● **WRITTEN REQUEST**
State how many lines in the listing below include the word "company". Give nothing but the number.

#### RECORDS SHOWN

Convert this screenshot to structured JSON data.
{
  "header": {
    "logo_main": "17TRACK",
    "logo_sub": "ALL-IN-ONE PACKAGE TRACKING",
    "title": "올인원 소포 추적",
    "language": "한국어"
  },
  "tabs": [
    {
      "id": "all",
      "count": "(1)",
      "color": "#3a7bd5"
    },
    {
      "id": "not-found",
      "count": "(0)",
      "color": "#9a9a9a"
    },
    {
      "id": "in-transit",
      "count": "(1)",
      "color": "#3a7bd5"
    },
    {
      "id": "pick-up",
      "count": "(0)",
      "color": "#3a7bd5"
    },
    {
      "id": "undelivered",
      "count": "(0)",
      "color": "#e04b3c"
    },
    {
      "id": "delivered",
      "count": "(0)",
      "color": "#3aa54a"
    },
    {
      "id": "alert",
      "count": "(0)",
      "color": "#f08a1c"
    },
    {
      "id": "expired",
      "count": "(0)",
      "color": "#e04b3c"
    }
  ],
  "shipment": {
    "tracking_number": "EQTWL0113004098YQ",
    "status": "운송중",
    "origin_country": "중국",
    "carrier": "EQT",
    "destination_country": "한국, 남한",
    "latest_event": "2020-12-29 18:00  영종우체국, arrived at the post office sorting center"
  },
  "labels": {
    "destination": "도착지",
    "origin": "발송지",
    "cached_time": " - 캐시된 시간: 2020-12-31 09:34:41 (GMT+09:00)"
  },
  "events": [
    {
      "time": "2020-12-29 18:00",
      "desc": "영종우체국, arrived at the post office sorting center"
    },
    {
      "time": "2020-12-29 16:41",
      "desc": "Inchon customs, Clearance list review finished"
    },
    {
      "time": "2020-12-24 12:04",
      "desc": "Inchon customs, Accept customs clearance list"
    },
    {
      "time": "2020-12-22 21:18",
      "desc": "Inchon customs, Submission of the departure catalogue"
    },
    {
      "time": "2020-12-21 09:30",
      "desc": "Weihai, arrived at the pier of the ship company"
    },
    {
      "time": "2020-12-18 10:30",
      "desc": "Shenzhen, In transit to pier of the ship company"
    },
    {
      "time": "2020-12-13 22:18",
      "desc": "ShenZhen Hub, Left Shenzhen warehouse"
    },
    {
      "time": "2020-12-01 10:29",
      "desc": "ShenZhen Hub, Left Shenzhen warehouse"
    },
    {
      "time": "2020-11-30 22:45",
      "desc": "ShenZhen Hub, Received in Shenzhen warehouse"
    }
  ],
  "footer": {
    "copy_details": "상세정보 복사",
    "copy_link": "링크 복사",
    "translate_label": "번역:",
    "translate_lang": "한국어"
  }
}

########

● **RESPONSE TO THE TASK**
2